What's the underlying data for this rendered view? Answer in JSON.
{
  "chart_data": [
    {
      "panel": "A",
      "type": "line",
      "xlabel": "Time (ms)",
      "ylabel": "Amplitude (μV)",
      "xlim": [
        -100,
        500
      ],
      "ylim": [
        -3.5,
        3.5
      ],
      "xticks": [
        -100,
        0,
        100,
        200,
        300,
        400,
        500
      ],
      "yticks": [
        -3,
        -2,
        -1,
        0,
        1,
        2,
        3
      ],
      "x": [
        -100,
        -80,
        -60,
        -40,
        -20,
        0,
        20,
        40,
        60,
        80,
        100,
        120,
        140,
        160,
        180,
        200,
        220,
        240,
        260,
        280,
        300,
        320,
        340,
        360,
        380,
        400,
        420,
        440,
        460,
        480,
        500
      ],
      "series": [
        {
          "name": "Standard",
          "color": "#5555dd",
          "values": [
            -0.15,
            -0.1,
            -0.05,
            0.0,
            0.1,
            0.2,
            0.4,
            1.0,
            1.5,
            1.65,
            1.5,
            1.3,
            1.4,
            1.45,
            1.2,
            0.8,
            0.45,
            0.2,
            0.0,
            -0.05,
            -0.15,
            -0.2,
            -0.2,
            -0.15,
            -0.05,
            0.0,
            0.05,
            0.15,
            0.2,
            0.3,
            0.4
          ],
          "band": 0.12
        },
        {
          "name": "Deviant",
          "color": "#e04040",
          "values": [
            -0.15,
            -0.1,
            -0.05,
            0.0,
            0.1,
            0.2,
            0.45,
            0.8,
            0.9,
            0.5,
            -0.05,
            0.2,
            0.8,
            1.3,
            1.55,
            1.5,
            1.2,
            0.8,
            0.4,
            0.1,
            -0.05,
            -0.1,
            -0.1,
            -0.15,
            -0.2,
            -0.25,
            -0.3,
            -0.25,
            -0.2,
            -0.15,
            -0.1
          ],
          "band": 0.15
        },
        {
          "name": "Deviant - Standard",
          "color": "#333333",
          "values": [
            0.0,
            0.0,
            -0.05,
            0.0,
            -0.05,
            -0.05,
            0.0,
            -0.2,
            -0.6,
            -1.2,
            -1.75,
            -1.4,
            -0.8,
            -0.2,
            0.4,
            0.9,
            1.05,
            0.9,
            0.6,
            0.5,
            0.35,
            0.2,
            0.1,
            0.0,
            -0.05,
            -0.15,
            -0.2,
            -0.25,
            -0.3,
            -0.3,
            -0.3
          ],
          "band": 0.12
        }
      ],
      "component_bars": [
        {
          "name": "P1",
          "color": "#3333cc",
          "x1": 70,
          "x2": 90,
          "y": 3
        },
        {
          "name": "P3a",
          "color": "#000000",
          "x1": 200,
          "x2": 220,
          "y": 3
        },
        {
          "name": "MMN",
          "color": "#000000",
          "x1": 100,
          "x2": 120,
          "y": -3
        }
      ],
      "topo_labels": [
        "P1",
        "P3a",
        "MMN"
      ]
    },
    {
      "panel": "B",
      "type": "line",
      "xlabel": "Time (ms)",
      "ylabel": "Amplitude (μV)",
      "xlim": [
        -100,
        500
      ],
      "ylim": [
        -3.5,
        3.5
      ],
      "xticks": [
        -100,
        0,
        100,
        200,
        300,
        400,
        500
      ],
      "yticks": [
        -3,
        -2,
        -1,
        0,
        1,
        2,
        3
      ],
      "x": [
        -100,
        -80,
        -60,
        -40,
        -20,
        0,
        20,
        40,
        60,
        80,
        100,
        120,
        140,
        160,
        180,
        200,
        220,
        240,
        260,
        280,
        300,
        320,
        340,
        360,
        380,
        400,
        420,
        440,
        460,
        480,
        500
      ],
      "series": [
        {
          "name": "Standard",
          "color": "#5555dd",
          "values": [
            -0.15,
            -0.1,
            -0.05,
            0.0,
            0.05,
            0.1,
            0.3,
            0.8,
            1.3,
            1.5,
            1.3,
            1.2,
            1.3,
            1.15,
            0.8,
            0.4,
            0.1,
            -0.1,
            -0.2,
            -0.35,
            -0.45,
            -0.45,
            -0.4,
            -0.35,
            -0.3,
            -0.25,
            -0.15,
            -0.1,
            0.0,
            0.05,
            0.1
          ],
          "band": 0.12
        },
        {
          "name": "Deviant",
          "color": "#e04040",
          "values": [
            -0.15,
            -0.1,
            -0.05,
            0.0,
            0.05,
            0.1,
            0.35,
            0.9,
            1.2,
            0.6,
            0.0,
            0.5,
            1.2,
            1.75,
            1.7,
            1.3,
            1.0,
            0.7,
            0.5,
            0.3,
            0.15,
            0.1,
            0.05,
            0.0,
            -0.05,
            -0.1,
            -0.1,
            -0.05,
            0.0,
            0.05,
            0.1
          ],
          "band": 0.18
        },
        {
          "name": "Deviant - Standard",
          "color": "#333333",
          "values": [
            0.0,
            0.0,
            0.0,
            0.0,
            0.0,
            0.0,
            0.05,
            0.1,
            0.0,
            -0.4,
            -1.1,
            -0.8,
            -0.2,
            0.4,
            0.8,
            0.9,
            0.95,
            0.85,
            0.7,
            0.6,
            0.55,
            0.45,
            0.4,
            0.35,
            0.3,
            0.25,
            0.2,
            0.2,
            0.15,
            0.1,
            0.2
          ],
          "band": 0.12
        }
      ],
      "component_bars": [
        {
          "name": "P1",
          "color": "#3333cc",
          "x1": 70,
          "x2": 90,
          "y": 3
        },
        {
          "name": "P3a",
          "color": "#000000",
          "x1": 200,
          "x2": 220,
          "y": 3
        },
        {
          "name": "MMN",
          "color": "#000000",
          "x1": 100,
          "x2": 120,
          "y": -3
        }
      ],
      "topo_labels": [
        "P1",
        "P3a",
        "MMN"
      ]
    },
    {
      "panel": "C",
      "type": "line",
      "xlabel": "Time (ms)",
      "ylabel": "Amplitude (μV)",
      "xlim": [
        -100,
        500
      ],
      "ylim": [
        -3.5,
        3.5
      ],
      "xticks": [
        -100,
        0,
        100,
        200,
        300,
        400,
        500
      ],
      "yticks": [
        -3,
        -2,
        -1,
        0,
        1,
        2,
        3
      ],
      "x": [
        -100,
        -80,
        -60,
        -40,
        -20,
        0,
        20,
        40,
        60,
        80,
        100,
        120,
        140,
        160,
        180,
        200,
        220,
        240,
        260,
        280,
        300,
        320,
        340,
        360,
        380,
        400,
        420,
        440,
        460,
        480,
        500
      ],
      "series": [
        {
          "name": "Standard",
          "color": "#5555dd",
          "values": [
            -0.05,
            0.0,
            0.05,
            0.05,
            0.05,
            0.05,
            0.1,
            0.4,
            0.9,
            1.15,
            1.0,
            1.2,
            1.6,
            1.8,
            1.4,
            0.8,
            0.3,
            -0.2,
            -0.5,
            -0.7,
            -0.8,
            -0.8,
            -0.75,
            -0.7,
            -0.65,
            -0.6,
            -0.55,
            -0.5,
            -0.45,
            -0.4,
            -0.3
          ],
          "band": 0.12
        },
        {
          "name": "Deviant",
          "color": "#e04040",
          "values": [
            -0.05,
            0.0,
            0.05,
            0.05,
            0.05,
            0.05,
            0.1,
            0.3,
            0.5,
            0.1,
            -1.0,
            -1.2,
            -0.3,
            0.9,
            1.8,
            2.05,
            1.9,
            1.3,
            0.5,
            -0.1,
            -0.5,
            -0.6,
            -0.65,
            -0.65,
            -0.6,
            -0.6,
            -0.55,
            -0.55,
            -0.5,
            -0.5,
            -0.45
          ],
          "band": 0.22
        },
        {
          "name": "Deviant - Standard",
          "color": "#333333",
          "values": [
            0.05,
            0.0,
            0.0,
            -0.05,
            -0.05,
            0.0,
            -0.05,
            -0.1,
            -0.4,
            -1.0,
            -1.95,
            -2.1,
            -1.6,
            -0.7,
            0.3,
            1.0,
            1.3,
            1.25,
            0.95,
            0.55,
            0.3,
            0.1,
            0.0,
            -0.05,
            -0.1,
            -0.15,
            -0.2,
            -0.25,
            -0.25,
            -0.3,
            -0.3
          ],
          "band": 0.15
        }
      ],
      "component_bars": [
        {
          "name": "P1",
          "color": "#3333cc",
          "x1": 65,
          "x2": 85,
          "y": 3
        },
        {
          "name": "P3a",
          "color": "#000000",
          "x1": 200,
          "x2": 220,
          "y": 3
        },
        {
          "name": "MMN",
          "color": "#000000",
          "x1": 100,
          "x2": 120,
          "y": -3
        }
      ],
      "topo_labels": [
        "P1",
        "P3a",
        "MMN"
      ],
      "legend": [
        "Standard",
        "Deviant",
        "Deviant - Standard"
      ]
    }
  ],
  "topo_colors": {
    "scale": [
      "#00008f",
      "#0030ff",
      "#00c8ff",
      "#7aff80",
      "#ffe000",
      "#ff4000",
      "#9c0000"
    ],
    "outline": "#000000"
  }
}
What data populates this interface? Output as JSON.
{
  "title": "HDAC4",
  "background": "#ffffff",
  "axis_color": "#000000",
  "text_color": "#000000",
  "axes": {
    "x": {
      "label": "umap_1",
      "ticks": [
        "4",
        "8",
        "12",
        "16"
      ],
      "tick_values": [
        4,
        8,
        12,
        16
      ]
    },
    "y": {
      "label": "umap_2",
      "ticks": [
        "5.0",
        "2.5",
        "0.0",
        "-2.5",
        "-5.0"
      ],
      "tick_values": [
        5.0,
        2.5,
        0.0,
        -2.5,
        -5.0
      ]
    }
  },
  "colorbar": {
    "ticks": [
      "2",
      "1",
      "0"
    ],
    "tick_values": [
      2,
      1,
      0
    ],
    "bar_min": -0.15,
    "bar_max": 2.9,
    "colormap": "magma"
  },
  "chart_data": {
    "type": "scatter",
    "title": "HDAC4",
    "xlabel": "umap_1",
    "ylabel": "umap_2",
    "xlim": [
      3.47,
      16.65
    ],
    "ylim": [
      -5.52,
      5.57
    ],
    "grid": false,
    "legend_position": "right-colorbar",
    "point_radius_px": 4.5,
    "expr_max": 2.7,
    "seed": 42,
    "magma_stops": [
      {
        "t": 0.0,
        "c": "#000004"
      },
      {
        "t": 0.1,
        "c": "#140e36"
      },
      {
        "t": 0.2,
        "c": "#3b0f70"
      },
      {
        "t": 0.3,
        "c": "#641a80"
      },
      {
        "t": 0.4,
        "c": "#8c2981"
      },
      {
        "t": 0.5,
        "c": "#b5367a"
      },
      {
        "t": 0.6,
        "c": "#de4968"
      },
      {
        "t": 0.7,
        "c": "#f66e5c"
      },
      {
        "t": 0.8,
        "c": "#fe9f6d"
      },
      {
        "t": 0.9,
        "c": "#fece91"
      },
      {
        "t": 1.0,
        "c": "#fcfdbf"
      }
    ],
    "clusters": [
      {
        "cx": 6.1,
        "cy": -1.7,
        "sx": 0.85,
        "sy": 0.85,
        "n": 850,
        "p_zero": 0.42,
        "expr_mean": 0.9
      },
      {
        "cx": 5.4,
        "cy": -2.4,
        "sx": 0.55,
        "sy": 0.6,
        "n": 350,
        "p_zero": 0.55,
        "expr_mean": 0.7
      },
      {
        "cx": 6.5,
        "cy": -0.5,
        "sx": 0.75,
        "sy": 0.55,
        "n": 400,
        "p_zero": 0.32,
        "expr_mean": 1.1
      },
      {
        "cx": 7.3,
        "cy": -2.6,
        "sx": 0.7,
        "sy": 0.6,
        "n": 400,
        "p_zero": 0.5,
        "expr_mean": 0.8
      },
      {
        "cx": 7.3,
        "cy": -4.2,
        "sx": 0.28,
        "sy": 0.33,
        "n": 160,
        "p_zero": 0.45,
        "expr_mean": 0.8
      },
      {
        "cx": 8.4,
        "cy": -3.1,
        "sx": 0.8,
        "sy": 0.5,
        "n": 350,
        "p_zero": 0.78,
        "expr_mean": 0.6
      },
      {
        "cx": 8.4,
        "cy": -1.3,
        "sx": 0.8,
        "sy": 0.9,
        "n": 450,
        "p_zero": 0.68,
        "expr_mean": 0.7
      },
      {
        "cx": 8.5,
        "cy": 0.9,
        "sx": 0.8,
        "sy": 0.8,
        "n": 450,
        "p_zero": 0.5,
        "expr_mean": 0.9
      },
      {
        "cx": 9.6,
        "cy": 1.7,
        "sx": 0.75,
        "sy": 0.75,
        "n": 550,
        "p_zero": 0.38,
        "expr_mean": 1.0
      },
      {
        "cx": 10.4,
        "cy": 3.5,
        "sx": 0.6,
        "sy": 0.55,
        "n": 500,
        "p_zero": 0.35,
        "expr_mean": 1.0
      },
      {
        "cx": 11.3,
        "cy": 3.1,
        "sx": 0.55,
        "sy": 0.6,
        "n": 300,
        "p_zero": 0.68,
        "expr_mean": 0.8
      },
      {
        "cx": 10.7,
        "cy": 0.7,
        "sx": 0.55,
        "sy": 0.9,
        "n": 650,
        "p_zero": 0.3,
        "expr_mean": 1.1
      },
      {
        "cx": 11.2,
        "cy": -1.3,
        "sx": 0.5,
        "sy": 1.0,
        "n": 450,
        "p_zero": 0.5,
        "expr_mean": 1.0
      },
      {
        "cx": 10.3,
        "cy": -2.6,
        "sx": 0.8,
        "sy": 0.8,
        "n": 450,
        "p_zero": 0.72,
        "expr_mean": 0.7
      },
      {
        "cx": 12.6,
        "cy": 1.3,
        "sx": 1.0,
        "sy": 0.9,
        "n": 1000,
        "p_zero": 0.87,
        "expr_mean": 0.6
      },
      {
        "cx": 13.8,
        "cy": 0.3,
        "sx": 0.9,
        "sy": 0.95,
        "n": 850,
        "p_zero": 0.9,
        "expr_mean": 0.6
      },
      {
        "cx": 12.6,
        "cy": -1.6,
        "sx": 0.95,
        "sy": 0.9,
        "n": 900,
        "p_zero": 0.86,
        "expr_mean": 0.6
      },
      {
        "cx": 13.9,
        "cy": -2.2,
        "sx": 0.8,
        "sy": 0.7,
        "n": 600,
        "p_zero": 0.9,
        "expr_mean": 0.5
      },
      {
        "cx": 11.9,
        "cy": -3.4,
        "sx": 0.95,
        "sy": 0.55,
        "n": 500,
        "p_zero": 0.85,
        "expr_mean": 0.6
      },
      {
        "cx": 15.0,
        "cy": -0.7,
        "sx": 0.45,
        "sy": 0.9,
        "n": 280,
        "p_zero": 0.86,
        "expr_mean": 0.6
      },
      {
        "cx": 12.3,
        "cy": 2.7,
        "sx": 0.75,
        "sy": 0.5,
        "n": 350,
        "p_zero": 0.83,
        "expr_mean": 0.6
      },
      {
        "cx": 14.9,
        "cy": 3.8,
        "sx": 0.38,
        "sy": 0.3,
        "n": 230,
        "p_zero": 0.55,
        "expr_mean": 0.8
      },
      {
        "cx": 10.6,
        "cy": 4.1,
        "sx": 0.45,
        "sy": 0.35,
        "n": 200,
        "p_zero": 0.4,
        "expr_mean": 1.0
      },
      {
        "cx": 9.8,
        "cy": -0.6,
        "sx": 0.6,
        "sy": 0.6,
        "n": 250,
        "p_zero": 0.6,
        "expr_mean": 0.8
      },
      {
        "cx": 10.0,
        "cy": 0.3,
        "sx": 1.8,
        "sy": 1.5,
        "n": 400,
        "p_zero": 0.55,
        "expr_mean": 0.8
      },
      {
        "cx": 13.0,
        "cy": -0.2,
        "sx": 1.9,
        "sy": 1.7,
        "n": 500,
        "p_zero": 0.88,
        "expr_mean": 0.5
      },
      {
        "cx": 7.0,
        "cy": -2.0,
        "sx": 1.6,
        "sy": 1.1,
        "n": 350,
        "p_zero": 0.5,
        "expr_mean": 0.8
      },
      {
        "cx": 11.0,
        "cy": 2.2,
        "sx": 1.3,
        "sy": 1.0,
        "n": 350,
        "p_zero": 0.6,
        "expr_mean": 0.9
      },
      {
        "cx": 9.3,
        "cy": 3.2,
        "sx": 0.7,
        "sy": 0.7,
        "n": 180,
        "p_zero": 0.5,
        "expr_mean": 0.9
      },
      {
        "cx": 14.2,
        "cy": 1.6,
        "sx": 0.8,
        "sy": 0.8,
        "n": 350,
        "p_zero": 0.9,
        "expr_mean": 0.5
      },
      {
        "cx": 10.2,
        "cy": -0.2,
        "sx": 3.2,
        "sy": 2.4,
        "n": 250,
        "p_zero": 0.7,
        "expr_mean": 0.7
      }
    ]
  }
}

┄┄┄┄┄┄

-- Problem to solve --
Identify all lines in the records above with the word "this".

-- Complete answer --
What's the underlying data for this rendered view? Answer in JSON.
What data populates this interface? Output as JSON.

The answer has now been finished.